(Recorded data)
— START —

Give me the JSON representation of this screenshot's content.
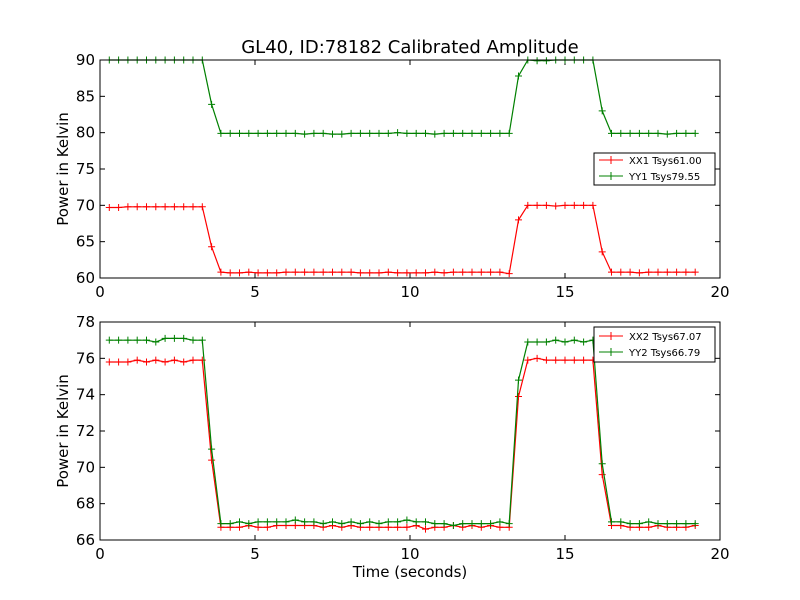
{
  "chart_data": [
    {
      "type": "line",
      "title": "GL40, ID:78182 Calibrated Amplitude",
      "xlabel": "",
      "ylabel": "Power in Kelvin",
      "xlim": [
        0,
        20
      ],
      "ylim": [
        60,
        90
      ],
      "xticks": [
        "0",
        "5",
        "10",
        "15",
        "20"
      ],
      "yticks": [
        "60",
        "65",
        "70",
        "75",
        "80",
        "85",
        "90"
      ],
      "grid": false,
      "legend_position": "right",
      "x": [
        0.3,
        0.6,
        0.9,
        1.2,
        1.5,
        1.8,
        2.1,
        2.4,
        2.7,
        3.0,
        3.3,
        3.6,
        3.9,
        4.2,
        4.5,
        4.8,
        5.1,
        5.4,
        5.7,
        6.0,
        6.3,
        6.6,
        6.9,
        7.2,
        7.5,
        7.8,
        8.1,
        8.4,
        8.7,
        9.0,
        9.3,
        9.6,
        9.9,
        10.2,
        10.5,
        10.8,
        11.1,
        11.4,
        11.7,
        12.0,
        12.3,
        12.6,
        12.9,
        13.2,
        13.5,
        13.8,
        14.1,
        14.4,
        14.7,
        15.0,
        15.3,
        15.6,
        15.9,
        16.2,
        16.5,
        16.8,
        17.1,
        17.4,
        17.7,
        18.0,
        18.3,
        18.6,
        18.9,
        19.2
      ],
      "series": [
        {
          "name": "XX1 Tsys61.00",
          "color": "#ff0000",
          "values": [
            69.7,
            69.7,
            69.8,
            69.8,
            69.8,
            69.8,
            69.8,
            69.8,
            69.8,
            69.8,
            69.8,
            64.3,
            60.8,
            60.7,
            60.7,
            60.8,
            60.7,
            60.7,
            60.7,
            60.8,
            60.8,
            60.8,
            60.8,
            60.8,
            60.8,
            60.8,
            60.8,
            60.7,
            60.7,
            60.7,
            60.8,
            60.7,
            60.7,
            60.7,
            60.7,
            60.8,
            60.7,
            60.8,
            60.8,
            60.8,
            60.8,
            60.8,
            60.8,
            60.6,
            68.0,
            70.0,
            70.0,
            70.0,
            69.9,
            70.0,
            70.0,
            70.0,
            70.0,
            63.6,
            60.8,
            60.8,
            60.8,
            60.7,
            60.8,
            60.8,
            60.8,
            60.8,
            60.8,
            60.8
          ]
        },
        {
          "name": "YY1 Tsys79.55",
          "color": "#008000",
          "values": [
            90.0,
            90.0,
            90.0,
            90.0,
            90.0,
            90.0,
            90.0,
            90.0,
            90.0,
            90.0,
            90.0,
            83.9,
            79.9,
            79.9,
            79.9,
            79.9,
            79.9,
            79.9,
            79.9,
            79.9,
            79.9,
            79.8,
            79.9,
            79.9,
            79.8,
            79.8,
            79.9,
            79.9,
            79.9,
            79.9,
            79.9,
            80.0,
            79.9,
            79.9,
            79.9,
            79.8,
            79.9,
            79.9,
            79.9,
            79.9,
            79.9,
            79.9,
            79.9,
            79.9,
            87.8,
            90.0,
            89.9,
            89.9,
            90.0,
            90.0,
            90.0,
            90.0,
            90.0,
            83.0,
            79.9,
            79.9,
            79.9,
            79.9,
            79.9,
            79.9,
            79.8,
            79.9,
            79.9,
            79.9
          ]
        }
      ]
    },
    {
      "type": "line",
      "title": "",
      "xlabel": "Time (seconds)",
      "ylabel": "Power in Kelvin",
      "xlim": [
        0,
        20
      ],
      "ylim": [
        66,
        78
      ],
      "xticks": [
        "0",
        "5",
        "10",
        "15",
        "20"
      ],
      "yticks": [
        "66",
        "68",
        "70",
        "72",
        "74",
        "76",
        "78"
      ],
      "grid": false,
      "legend_position": "top-right",
      "x": [
        0.3,
        0.6,
        0.9,
        1.2,
        1.5,
        1.8,
        2.1,
        2.4,
        2.7,
        3.0,
        3.3,
        3.6,
        3.9,
        4.2,
        4.5,
        4.8,
        5.1,
        5.4,
        5.7,
        6.0,
        6.3,
        6.6,
        6.9,
        7.2,
        7.5,
        7.8,
        8.1,
        8.4,
        8.7,
        9.0,
        9.3,
        9.6,
        9.9,
        10.2,
        10.5,
        10.8,
        11.1,
        11.4,
        11.7,
        12.0,
        12.3,
        12.6,
        12.9,
        13.2,
        13.5,
        13.8,
        14.1,
        14.4,
        14.7,
        15.0,
        15.3,
        15.6,
        15.9,
        16.2,
        16.5,
        16.8,
        17.1,
        17.4,
        17.7,
        18.0,
        18.3,
        18.6,
        18.9,
        19.2
      ],
      "series": [
        {
          "name": "XX2 Tsys67.07",
          "color": "#ff0000",
          "values": [
            75.8,
            75.8,
            75.8,
            75.9,
            75.8,
            75.9,
            75.8,
            75.9,
            75.8,
            75.9,
            75.9,
            70.4,
            66.7,
            66.7,
            66.7,
            66.8,
            66.7,
            66.7,
            66.8,
            66.8,
            66.8,
            66.8,
            66.8,
            66.7,
            66.8,
            66.7,
            66.8,
            66.7,
            66.7,
            66.7,
            66.7,
            66.7,
            66.7,
            66.8,
            66.6,
            66.7,
            66.7,
            66.8,
            66.7,
            66.8,
            66.7,
            66.8,
            66.7,
            66.7,
            73.9,
            75.9,
            76.0,
            75.9,
            75.9,
            75.9,
            75.9,
            75.9,
            75.9,
            69.6,
            66.8,
            66.8,
            66.7,
            66.7,
            66.7,
            66.8,
            66.7,
            66.7,
            66.7,
            66.8
          ]
        },
        {
          "name": "YY2 Tsys66.79",
          "color": "#008000",
          "values": [
            77.0,
            77.0,
            77.0,
            77.0,
            77.0,
            76.9,
            77.1,
            77.1,
            77.1,
            77.0,
            77.0,
            71.0,
            66.9,
            66.9,
            67.0,
            66.9,
            67.0,
            67.0,
            67.0,
            67.0,
            67.1,
            67.0,
            67.0,
            66.9,
            67.0,
            66.9,
            67.0,
            66.9,
            67.0,
            66.9,
            67.0,
            67.0,
            67.1,
            67.0,
            67.0,
            66.9,
            66.9,
            66.8,
            66.9,
            66.9,
            66.9,
            66.9,
            67.0,
            66.9,
            74.8,
            76.9,
            76.9,
            76.9,
            77.0,
            76.9,
            77.0,
            76.9,
            77.0,
            70.2,
            67.0,
            67.0,
            66.9,
            66.9,
            67.0,
            66.9,
            66.9,
            66.9,
            66.9,
            66.9
          ]
        }
      ]
    }
  ]
}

— END —

EXERCISE DIRECTIONS = Output the records above exactly; leave out the pictures.

OUTPUT BELOW =
Give me the JSON representation of this screenshot's content.
{
  "chart_data": [
    {
      "type": "line",
      "title": "GL40, ID:78182 Calibrated Amplitude",
      "xlabel": "",
      "ylabel": "Power in Kelvin",
      "xlim": [
        0,
        20
      ],
      "ylim": [
        60,
        90
      ],
      "xticks": [
        "0",
        "5",
        "10",
        "15",
        "20"
      ],
      "yticks": [
        "60",
        "65",
        "70",
        "75",
        "80",
        "85",
        "90"
      ],
      "grid": false,
      "legend_position": "right",
      "x": [
        0.3,
        0.6,
        0.9,
        1.2,
        1.5,
        1.8,
        2.1,
        2.4,
        2.7,
        3.0,
        3.3,
        3.6,
        3.9,
        4.2,
        4.5,
        4.8,
        5.1,
        5.4,
        5.7,
        6.0,
        6.3,
        6.6,
        6.9,
        7.2,
        7.5,
        7.8,
        8.1,
        8.4,
        8.7,
        9.0,
        9.3,
        9.6,
        9.9,
        10.2,
        10.5,
        10.8,
        11.1,
        11.4,
        11.7,
        12.0,
        12.3,
        12.6,
        12.9,
        13.2,
        13.5,
        13.8,
        14.1,
        14.4,
        14.7,
        15.0,
        15.3,
        15.6,
        15.9,
        16.2,
        16.5,
        16.8,
        17.1,
        17.4,
        17.7,
        18.0,
        18.3,
        18.6,
        18.9,
        19.2
      ],
      "series": [
        {
          "name": "XX1 Tsys61.00",
          "color": "#ff0000",
          "values": [
            69.7,
            69.7,
            69.8,
            69.8,
            69.8,
            69.8,
            69.8,
            69.8,
            69.8,
            69.8,
            69.8,
            64.3,
            60.8,
            60.7,
            60.7,
            60.8,
            60.7,
            60.7,
            60.7,
            60.8,
            60.8,
            60.8,
            60.8,
            60.8,
            60.8,
            60.8,
            60.8,
            60.7,
            60.7,
            60.7,
            60.8,
            60.7,
            60.7,
            60.7,
            60.7,
            60.8,
            60.7,
            60.8,
            60.8,
            60.8,
            60.8,
            60.8,
            60.8,
            60.6,
            68.0,
            70.0,
            70.0,
            70.0,
            69.9,
            70.0,
            70.0,
            70.0,
            70.0,
            63.6,
            60.8,
            60.8,
            60.8,
            60.7,
            60.8,
            60.8,
            60.8,
            60.8,
            60.8,
            60.8
          ]
        },
        {
          "name": "YY1 Tsys79.55",
          "color": "#008000",
          "values": [
            90.0,
            90.0,
            90.0,
            90.0,
            90.0,
            90.0,
            90.0,
            90.0,
            90.0,
            90.0,
            90.0,
            83.9,
            79.9,
            79.9,
            79.9,
            79.9,
            79.9,
            79.9,
            79.9,
            79.9,
            79.9,
            79.8,
            79.9,
            79.9,
            79.8,
            79.8,
            79.9,
            79.9,
            79.9,
            79.9,
            79.9,
            80.0,
            79.9,
            79.9,
            79.9,
            79.8,
            79.9,
            79.9,
            79.9,
            79.9,
            79.9,
            79.9,
            79.9,
            79.9,
            87.8,
            90.0,
            89.9,
            89.9,
            90.0,
            90.0,
            90.0,
            90.0,
            90.0,
            83.0,
            79.9,
            79.9,
            79.9,
            79.9,
            79.9,
            79.9,
            79.8,
            79.9,
            79.9,
            79.9
          ]
        }
      ]
    },
    {
      "type": "line",
      "title": "",
      "xlabel": "Time (seconds)",
      "ylabel": "Power in Kelvin",
      "xlim": [
        0,
        20
      ],
      "ylim": [
        66,
        78
      ],
      "xticks": [
        "0",
        "5",
        "10",
        "15",
        "20"
      ],
      "yticks": [
        "66",
        "68",
        "70",
        "72",
        "74",
        "76",
        "78"
      ],
      "grid": false,
      "legend_position": "top-right",
      "x": [
        0.3,
        0.6,
        0.9,
        1.2,
        1.5,
        1.8,
        2.1,
        2.4,
        2.7,
        3.0,
        3.3,
        3.6,
        3.9,
        4.2,
        4.5,
        4.8,
        5.1,
        5.4,
        5.7,
        6.0,
        6.3,
        6.6,
        6.9,
        7.2,
        7.5,
        7.8,
        8.1,
        8.4,
        8.7,
        9.0,
        9.3,
        9.6,
        9.9,
        10.2,
        10.5,
        10.8,
        11.1,
        11.4,
        11.7,
        12.0,
        12.3,
        12.6,
        12.9,
        13.2,
        13.5,
        13.8,
        14.1,
        14.4,
        14.7,
        15.0,
        15.3,
        15.6,
        15.9,
        16.2,
        16.5,
        16.8,
        17.1,
        17.4,
        17.7,
        18.0,
        18.3,
        18.6,
        18.9,
        19.2
      ],
      "series": [
        {
          "name": "XX2 Tsys67.07",
          "color": "#ff0000",
          "values": [
            75.8,
            75.8,
            75.8,
            75.9,
            75.8,
            75.9,
            75.8,
            75.9,
            75.8,
            75.9,
            75.9,
            70.4,
            66.7,
            66.7,
            66.7,
            66.8,
            66.7,
            66.7,
            66.8,
            66.8,
            66.8,
            66.8,
            66.8,
            66.7,
            66.8,
            66.7,
            66.8,
            66.7,
            66.7,
            66.7,
            66.7,
            66.7,
            66.7,
            66.8,
            66.6,
            66.7,
            66.7,
            66.8,
            66.7,
            66.8,
            66.7,
            66.8,
            66.7,
            66.7,
            73.9,
            75.9,
            76.0,
            75.9,
            75.9,
            75.9,
            75.9,
            75.9,
            75.9,
            69.6,
            66.8,
            66.8,
            66.7,
            66.7,
            66.7,
            66.8,
            66.7,
            66.7,
            66.7,
            66.8
          ]
        },
        {
          "name": "YY2 Tsys66.79",
          "color": "#008000",
          "values": [
            77.0,
            77.0,
            77.0,
            77.0,
            77.0,
            76.9,
            77.1,
            77.1,
            77.1,
            77.0,
            77.0,
            71.0,
            66.9,
            66.9,
            67.0,
            66.9,
            67.0,
            67.0,
            67.0,
            67.0,
            67.1,
            67.0,
            67.0,
            66.9,
            67.0,
            66.9,
            67.0,
            66.9,
            67.0,
            66.9,
            67.0,
            67.0,
            67.1,
            67.0,
            67.0,
            66.9,
            66.9,
            66.8,
            66.9,
            66.9,
            66.9,
            66.9,
            67.0,
            66.9,
            74.8,
            76.9,
            76.9,
            76.9,
            77.0,
            76.9,
            77.0,
            76.9,
            77.0,
            70.2,
            67.0,
            67.0,
            66.9,
            66.9,
            67.0,
            66.9,
            66.9,
            66.9,
            66.9,
            66.9
          ]
        }
      ]
    }
  ]
}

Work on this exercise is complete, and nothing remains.